本文:
⁂
はじめに
こんにちは!
この記事では、FTP(File Transfer Protocol)について、初心者の方にもわかりやすく解説します。
具体的には、本記事では以下の3つをわかりやすく解説していきます。
- FTPの基本的な概念
- WindowsサーバーでのFTP設定方法
- WinScp、コマンドプロンプトを使ったFTP接続の方法
FTPとは?
FTPは「File Transfer Protocol(ファイル転送プロトコル)」の略で、ネットワーク上でファイルを送受信するための仕組みです。
- パソコンからサーバーにファイルをアップロードしたり、
- サーバーから必要なファイルをダウンロードしたり
といったことが、FTPを使うことで簡単にできるようになります。

今回のゴールは、下記の通りです。
- Windows Server 2022でFTPサーバーを構築
- Windows 11 Enterpriseから接続して動作確認を行う
初心者の方にも可能な限りわかりやすく解説していきますので、一緒にやっていきましょう!
なお、今回はVirtual box上に上記windows検証環境を用意して、設定を行っていきます。もし、virtual boxを構築したことがない方は下記記事を参考にしてみてください。
Windows ServerでのFTPサーバー設定手順
IISとFTPサーバー機能のインストール
- IISとFTPサーバー機能のインストール
まずはサーバーマネージャーから、「役割と機能の追加」をクリック

そのまま「次へ」をクリック

「役割ベースまたは機能ベースのインストール」を選択し、「次へ」をクリック

対象のサーバーを選択します。選択したら「次へ」をクリック
※本ブログの場合は下記ホスト名のサーバーを選択しています。環境によって異なりますので
ご自身のサーバー名を確認した上で進めてください

サーバーの役割で「Webサーバー(IIS)」を選択。

「Webサーバー(IIS)に必要な機能を追加しますか?」と出たら「機能の追加」を選択。

「機能の追加」をクリックすると、IISにチェックが入りますので、「次へ」をクリック。

機能の選択では、特に追加の必要がなければそのまま「次へ」。

「Webサーバーの役割(IIS)」画面ではそのまま「次へ」。

「役割サービスの選択」で下記のチェックを入れます:
- FTP サーバー
- FTP サービス
※FTPサーバーにチェックを入れると、FTPサービスも自動でチェックが入ります。

内容を確認して「インストール」で完了です。

インストールの進行状況が表示されます。

「インストールが正常に完了しました」と表示されればOKです!

インストールが完了したら、IISが正しく動作しているか確認しましょう。
ブラウザを開いて、アドレスバーに「http://localhost」と入力します。
⁂
データのまとまり
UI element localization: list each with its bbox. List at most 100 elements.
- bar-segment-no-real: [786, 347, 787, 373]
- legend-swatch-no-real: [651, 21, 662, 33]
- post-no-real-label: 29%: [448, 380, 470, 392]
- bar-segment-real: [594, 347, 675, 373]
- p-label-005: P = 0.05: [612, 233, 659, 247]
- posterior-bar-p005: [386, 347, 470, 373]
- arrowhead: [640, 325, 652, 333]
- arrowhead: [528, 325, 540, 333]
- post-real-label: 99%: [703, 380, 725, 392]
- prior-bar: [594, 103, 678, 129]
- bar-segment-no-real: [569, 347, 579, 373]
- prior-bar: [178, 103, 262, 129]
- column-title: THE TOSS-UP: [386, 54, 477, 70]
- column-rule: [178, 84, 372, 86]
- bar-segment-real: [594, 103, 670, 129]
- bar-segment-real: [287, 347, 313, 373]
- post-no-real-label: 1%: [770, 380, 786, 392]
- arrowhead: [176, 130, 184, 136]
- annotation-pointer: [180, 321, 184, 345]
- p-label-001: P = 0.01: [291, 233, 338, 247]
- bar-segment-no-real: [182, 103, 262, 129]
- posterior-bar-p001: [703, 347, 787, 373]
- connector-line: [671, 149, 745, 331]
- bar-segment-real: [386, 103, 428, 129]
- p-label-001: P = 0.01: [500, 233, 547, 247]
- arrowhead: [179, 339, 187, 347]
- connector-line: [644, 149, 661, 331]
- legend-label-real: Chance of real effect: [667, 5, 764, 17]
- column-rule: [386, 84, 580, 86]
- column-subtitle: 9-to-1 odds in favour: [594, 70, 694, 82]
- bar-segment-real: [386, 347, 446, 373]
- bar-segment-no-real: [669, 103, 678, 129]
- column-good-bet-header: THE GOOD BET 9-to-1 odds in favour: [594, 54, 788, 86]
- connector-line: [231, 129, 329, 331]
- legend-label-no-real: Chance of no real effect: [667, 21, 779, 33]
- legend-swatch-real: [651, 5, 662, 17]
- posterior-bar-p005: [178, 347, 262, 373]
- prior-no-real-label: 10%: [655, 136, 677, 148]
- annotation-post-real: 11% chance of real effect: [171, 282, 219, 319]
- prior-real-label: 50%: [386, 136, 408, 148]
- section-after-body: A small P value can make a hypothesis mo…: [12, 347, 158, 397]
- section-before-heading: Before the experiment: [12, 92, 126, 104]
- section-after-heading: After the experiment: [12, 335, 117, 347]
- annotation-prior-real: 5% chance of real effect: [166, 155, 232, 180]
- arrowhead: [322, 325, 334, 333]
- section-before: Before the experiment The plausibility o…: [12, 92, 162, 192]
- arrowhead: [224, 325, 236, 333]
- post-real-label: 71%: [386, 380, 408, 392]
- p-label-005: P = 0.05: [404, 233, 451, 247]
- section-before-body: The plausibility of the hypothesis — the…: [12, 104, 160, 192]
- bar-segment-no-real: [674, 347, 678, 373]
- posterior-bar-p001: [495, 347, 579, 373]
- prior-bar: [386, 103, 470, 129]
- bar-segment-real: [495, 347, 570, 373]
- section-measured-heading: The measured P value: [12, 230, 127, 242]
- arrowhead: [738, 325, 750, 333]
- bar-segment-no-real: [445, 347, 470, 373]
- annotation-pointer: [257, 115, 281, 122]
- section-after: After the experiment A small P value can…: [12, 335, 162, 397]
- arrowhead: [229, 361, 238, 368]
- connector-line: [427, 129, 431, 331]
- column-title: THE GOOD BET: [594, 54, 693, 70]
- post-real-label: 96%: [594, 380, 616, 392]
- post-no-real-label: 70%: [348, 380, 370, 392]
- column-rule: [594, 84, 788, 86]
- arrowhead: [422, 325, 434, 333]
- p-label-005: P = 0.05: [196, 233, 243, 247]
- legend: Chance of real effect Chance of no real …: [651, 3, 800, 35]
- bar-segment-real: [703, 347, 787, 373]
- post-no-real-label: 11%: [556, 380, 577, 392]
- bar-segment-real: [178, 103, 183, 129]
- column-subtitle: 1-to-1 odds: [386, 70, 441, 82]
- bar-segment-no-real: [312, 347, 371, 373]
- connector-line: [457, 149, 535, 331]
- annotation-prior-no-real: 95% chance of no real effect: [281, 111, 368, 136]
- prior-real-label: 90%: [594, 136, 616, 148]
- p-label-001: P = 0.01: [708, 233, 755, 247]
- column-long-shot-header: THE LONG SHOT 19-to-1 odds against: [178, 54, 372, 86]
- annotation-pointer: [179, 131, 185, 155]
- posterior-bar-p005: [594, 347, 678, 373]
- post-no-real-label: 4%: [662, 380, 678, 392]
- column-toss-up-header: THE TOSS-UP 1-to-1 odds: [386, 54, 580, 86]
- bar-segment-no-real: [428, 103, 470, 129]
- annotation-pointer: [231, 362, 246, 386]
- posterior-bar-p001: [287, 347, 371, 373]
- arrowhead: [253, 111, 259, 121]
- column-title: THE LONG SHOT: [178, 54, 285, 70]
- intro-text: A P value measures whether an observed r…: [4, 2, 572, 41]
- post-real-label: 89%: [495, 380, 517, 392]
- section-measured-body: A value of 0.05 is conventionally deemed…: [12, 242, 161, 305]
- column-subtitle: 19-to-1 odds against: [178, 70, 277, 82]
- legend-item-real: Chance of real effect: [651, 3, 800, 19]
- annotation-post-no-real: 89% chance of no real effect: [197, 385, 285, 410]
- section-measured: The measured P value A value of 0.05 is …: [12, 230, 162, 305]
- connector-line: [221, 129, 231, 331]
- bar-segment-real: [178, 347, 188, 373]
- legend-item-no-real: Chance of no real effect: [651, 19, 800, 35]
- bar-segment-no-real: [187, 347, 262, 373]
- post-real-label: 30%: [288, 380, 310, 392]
⁂
課題の要件:
1 – FTP設定の記事から、「機能の選択では、特に追加の必要がなければそのまま「次へ」。」から「内容を確認して「インストール」で完了です。」までを両端も含めて一字一句そのまま抜き出すこと。
2 – FTPサーバー設定の記事の続きを、最後に示された文の次から書くこと。

課題の結果:
1 –
機能の選択では、特に追加の必要がなければそのまま「次へ」。

「Webサーバーの役割(IIS)」画面ではそのまま「次へ」。

「役割サービスの選択」で下記のチェックを入れます:
- FTP サーバー
- FTP サービス
※FTPサーバーにチェックを入れると、FTPサービスも自動でチェックが入ります。

内容を確認して「インストール」で完了です。

2 –
下記のようなIISのスタート画面が表示されれば、Webサーバー機能が正常に動いています。

FTPユーザーの作成
FTP接続には、Windows Server側で認証されるローカルユーザーが必要です。
「ファイル名を指定して実行」(Win+R)で compmgmt.msc と入力し、Enter。

ファイル名を指定して実行について、よく知らない方は下記記事をご確認ください。
[ローカルユーザーとグループ] → [ユーザー] をクリック。

右側の空白部分を右クリック → [新しいユーザー] を選択。

任意のユーザー名・パスワードを入力(例:FTP_User)。
「パスワードを無期限にする」にチェックを入れてもOKです。

作成後、一覧にユーザーが追加されていることを確認します。

FTP用のディレクトリ作成
FTPでファイルをやりとりするための専用フォルダを作成し、先ほど作成したユーザーにアクセス権を付与します。
C:\ 配下に FTP フォルダを作成します。

フォルダを右クリック → [プロパティ] を開きます。

[セキュリティ] タブを開き、[編集] をクリック。

[追加] をクリックして、ユーザーを指定します。

オブジェクト名に FTP_User を入力し、「名前の確認」で正しく認識されることを確認して「OK」。

※名前の確認で正しく認識された場合、下記画像の通り
「PC名 ¥ ユーザー名」にて表示されます。

FTP_User に「読み取り」「書き込み」などのアクセス権を付与して「OK」。

FTPサイトの作成
これからFTPサイトの設定をしていきますが、そもそもFTPサイトがわからない方向けに補足説明をしたいと思います。
FTPサイトは「ファイルを置いたり、持って帰ったりできる特別なフォルダ」のことを指します。
今回の例では、IISのサーバー内の「FTP」というフォルダーが該当します。同ネットワークを通じて、ほかのユーザーせもアクセス可能です。
「FTPサイト」は、例えるなら「学校の荷物置き場」のようなものです。
たとえば学校の中にこんな部屋があると想像してみてください。
生徒たちが自由にプリントを置いたり、取りに来たりできる部屋でも、ちゃんと「カギ(パスワード)」がないと入れないし、先生が「この子は見るだけOK」「この子は置いてもOK」ってルールを決めてる部屋をイメージしてください。
誰が | なにをする? | たとえで言うと |
---|---|---|
クライアント(使う人) | ファイルをアップロード | プリントを置く |
クライアント(使う人) | ファイルをダウンロード | プリントを取りに行く |
でも、「だれでも勝手に入れる」わけじゃなくて、
- ユーザー名とパスワード(鍵)
- 先生(管理者)が決めたルール(アクセス権)
この2つがあって、決められた人だけが正しく使える仕組みになっています。
これをPCの世界に当てはめるとFTPサイトが該当します。
話は脱線しましたが、設定手順に戻りましょう。
[IISマネージャー] を開きます。

左ペインから [サイト] を右クリック → [FTP サイトの追加] を選択。

以下の情報を入力:
サイト名:FTP_SITE
物理パス:C:\FTP(※任意の共有フォルダー)

バインドとSSL設定:
IPアドレス:すべて未割り当て(または特定アドレス)
SSL:今回は「SSLなし」を選択(※本番環境では要設定)

認証と承認情報:
認証:基本
アクセス許可:指定ユーザー(例:Administrator)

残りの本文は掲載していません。